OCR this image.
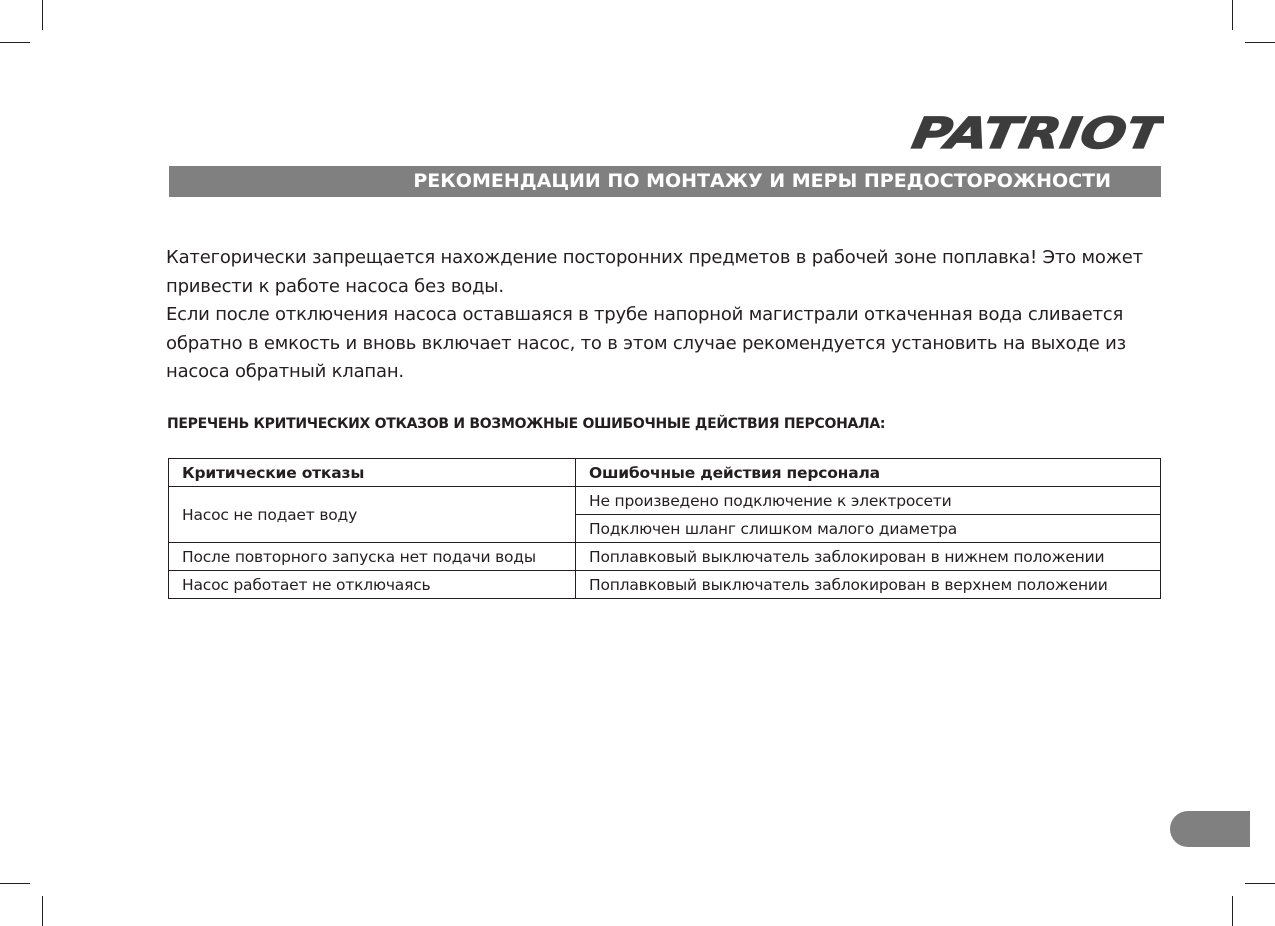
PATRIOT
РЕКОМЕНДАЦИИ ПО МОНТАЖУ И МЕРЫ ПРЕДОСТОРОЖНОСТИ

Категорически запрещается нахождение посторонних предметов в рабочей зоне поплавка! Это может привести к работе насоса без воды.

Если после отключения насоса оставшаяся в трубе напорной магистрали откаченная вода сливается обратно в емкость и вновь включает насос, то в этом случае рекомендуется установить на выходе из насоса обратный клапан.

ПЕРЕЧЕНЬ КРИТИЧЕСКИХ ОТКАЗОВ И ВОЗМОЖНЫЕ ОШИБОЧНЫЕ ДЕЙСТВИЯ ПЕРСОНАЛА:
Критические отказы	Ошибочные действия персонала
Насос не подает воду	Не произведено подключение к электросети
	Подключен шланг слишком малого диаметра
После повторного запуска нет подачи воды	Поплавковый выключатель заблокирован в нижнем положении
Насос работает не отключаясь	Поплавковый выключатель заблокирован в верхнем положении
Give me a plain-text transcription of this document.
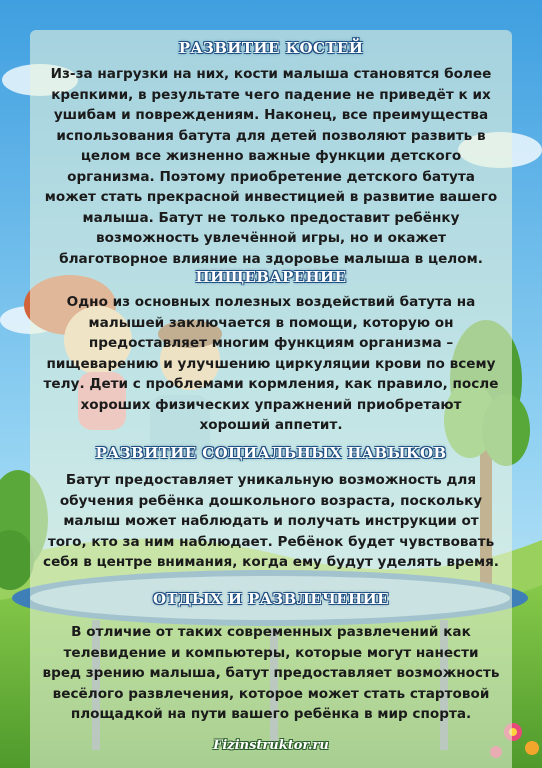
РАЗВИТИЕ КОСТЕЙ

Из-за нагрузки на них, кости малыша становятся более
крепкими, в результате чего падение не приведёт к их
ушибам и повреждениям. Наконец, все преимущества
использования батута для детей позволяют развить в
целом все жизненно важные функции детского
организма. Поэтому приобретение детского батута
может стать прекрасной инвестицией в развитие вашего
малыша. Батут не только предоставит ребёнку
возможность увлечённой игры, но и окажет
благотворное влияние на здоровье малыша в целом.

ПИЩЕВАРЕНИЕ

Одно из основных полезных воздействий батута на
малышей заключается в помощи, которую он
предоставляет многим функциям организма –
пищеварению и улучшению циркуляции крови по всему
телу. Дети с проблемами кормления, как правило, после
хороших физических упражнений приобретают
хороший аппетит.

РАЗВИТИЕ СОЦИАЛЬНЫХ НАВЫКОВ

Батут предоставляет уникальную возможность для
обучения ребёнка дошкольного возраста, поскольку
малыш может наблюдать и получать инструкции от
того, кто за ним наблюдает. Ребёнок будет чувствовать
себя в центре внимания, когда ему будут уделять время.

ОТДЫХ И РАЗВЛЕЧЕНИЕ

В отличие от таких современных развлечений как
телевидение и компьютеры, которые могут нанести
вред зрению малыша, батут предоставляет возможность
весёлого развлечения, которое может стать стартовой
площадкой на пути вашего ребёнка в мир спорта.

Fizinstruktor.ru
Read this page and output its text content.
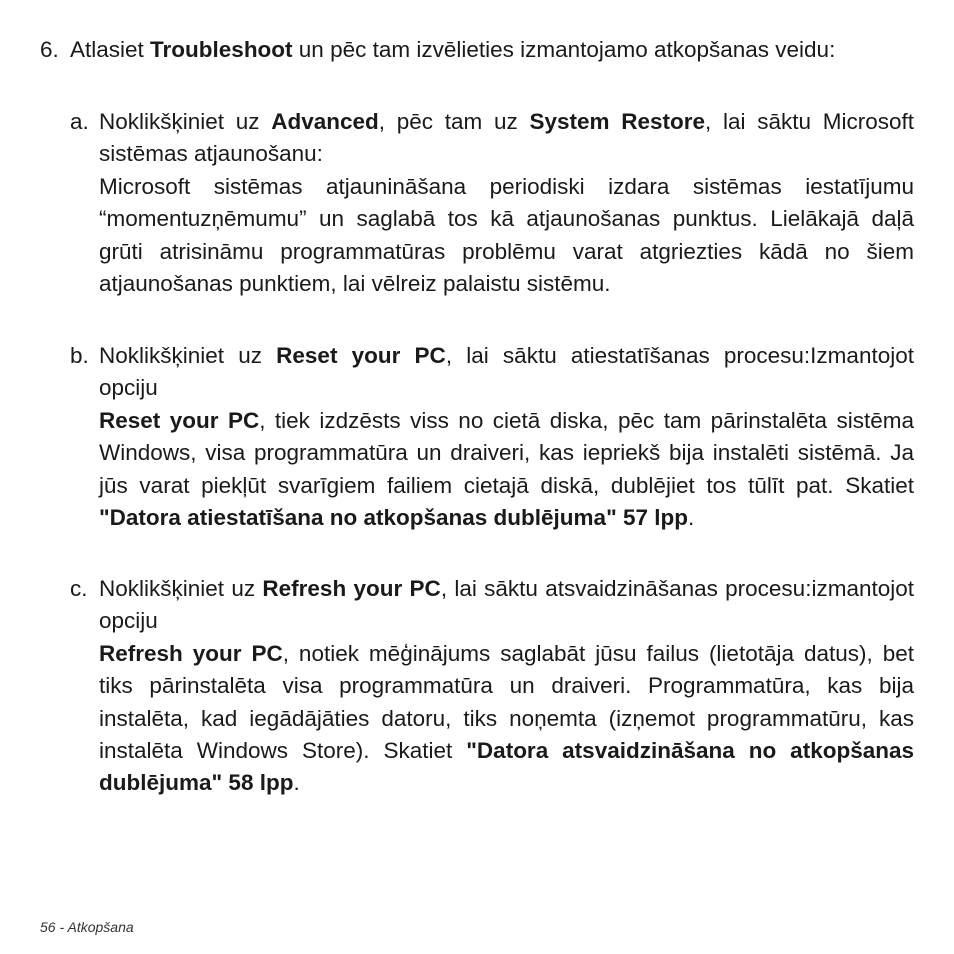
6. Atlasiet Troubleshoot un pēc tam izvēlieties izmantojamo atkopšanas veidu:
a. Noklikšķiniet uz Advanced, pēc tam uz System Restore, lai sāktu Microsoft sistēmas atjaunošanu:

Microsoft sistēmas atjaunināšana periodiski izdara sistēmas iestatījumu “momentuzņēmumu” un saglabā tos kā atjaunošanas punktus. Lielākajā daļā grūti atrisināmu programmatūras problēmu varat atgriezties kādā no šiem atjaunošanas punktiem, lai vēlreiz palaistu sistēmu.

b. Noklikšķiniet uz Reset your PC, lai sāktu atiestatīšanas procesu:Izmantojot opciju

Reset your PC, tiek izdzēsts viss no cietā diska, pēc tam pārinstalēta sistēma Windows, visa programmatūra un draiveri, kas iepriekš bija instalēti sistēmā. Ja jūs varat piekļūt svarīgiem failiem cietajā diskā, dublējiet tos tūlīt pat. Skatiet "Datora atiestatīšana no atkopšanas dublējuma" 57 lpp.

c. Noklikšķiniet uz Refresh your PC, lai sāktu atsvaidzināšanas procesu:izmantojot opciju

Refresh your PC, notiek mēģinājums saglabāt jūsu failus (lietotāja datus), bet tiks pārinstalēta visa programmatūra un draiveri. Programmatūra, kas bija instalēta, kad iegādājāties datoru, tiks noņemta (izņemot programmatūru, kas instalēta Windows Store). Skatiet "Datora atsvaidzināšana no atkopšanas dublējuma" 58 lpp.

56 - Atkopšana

■ ■ ■ ■ ■

EXERCISE TASK → From the data above, work out how many lines hold "целом". Answer with the number alone.

REPLY TO THE TASK → 2